* [SOURCE TEXT]:
··········

# Snowpants to match my Jacket



## ridinbend (Aug 2, 2012)

Bro said:


> What pants can I get that would look good with my jacket? Thanks in advance


These would look killer.


----------



## snowklinger (Aug 30, 2011)

ridinbend said:


> These would look killer.


if you want to get stabbed.


----------



## zk0ot (Nov 9, 2009)

ask your mom. she must pick out your day to day clothes as well. was this neccessary to ask? get black pants... DONE, no more suggestions close this thread. 

now you can be just as cool as the paid model in the photo. 

your welcome - love, the internet.


----------



## scotty100 (Apr 3, 2012)

Got a certain vomit meets jackson pollock vibe to the ensemble. Uhm, good luck.


----------



## ridinbend (Aug 2, 2012)

Here's a good base layer.


----------



## rambob (Mar 5, 2011)

^^ - Wierd! But I kind of like.


----------



## Bro (Jan 29, 2013)

ridinbend said:


> Here's a good base layer.


Hahaha this just killed me :laugh:


----------



## sclogger (Dec 3, 2013)

Good lord. Conservative approach, which you are clearly not pursuing, black. Balls out - electric lime!


----------



## readimag (Aug 10, 2011)

No he needs the mens not the girls


----------



## corneilli (Nov 26, 2012)

These pants should kill it, succes with the ladies comes with it for FREE


----------



## dgonzvlez (Dec 30, 2013)

ridinbend said:


> Here's a good base layer.


LOL this is jokes.


----------

··········

* [TASK DIRECTIONS]: Could you output, word for word, the passage of the snowpants thread above that begins with the words "Hahaha this just" and ends with "- electric lime!"?

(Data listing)
··········

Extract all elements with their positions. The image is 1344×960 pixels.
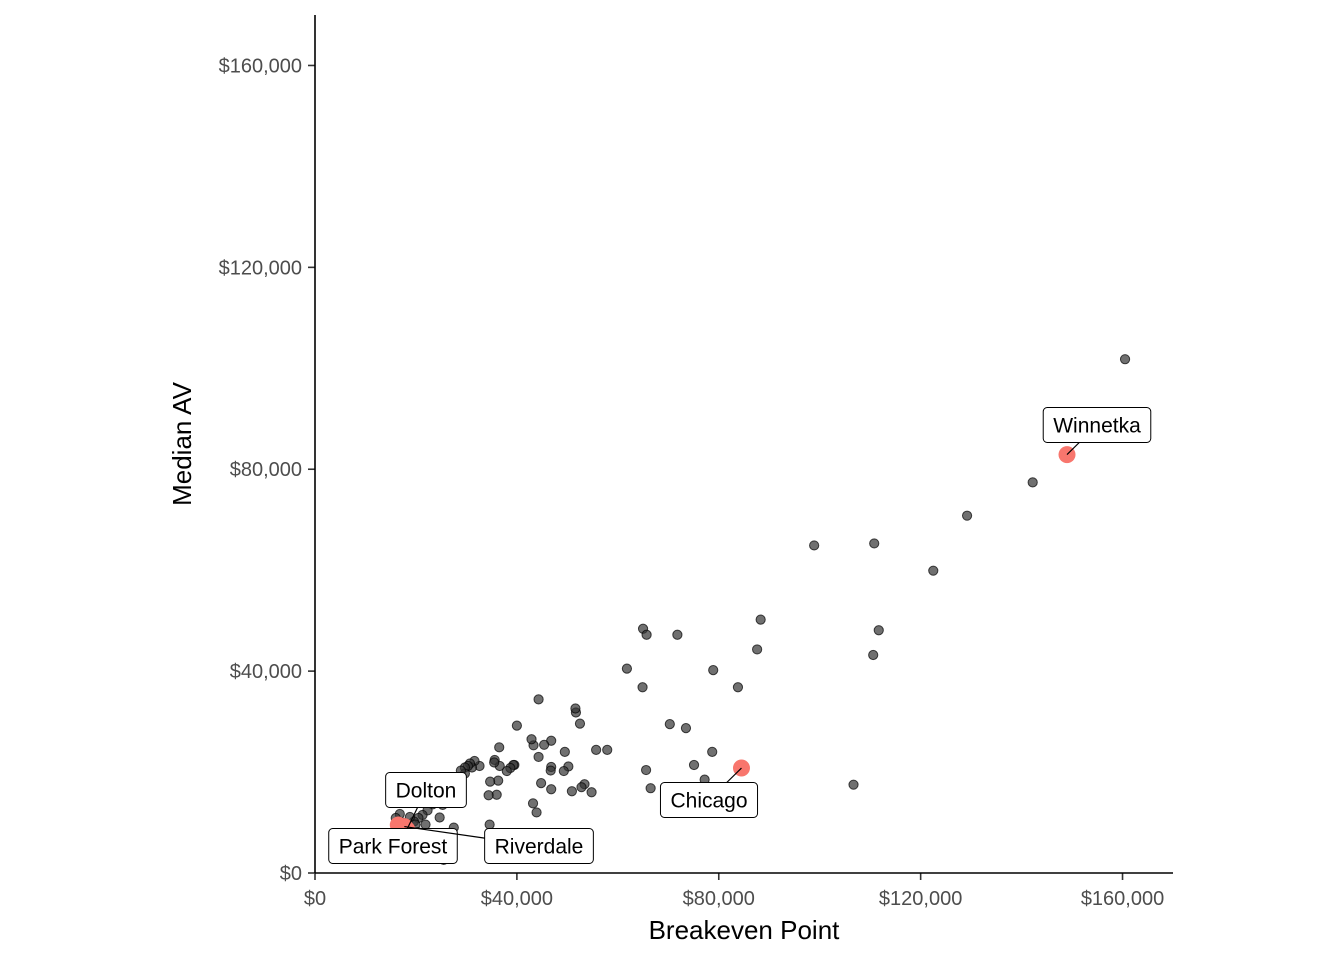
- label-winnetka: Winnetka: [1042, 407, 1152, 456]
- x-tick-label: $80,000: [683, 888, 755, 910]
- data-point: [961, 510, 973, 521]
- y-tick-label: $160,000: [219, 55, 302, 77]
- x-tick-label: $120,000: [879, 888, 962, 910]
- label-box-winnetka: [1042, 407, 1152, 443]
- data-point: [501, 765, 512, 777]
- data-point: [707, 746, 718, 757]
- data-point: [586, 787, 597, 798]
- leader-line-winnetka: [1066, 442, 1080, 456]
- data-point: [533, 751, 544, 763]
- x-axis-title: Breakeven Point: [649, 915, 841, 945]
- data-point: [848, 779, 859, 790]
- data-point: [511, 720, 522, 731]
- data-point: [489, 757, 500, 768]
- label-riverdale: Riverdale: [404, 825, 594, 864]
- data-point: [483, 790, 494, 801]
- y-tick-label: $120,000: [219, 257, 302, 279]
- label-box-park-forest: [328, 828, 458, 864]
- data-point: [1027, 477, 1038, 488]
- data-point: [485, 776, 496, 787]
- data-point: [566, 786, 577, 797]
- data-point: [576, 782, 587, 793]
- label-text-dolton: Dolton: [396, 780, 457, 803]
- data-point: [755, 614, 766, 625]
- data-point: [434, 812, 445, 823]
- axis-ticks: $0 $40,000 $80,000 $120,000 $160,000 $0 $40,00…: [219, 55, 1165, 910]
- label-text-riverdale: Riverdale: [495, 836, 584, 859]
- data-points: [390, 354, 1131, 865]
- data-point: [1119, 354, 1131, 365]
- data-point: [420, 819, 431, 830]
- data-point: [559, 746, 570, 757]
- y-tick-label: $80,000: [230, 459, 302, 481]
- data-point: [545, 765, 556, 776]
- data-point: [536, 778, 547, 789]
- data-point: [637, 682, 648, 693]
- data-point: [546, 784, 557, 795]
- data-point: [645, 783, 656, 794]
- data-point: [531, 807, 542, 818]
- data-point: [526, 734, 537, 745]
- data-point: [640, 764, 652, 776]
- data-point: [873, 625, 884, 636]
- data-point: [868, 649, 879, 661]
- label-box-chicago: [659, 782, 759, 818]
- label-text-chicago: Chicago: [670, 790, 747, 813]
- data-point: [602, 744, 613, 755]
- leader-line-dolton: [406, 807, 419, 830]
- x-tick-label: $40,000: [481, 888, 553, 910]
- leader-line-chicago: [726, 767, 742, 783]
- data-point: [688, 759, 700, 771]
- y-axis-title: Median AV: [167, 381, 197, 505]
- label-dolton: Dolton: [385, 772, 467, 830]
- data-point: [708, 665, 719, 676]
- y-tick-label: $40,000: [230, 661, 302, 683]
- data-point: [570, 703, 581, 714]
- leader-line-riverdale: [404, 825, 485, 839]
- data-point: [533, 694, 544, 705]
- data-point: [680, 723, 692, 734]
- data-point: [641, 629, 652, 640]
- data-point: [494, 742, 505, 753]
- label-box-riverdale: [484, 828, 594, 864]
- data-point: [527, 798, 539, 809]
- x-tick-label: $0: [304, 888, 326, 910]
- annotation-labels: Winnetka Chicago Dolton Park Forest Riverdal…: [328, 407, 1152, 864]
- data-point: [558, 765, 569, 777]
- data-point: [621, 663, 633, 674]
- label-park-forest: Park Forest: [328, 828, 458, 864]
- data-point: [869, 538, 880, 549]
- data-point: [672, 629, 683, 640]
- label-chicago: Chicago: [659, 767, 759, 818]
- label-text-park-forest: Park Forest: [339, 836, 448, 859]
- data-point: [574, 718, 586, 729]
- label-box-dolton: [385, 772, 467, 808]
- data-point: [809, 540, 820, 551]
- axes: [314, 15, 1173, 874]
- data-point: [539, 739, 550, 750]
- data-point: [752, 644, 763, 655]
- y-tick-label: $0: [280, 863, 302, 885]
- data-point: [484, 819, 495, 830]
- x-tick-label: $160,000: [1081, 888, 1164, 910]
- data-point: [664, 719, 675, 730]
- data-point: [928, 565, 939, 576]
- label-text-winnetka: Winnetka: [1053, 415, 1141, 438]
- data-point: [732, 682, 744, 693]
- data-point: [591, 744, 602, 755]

··········

* [COMPLETE OUTPUT]:
Hahaha this just killed me :laugh:


----------



## sclogger (Dec 3, 2013)

Good lord. Conservative approach, which you are clearly not pursuing, black. Balls out - electric lime!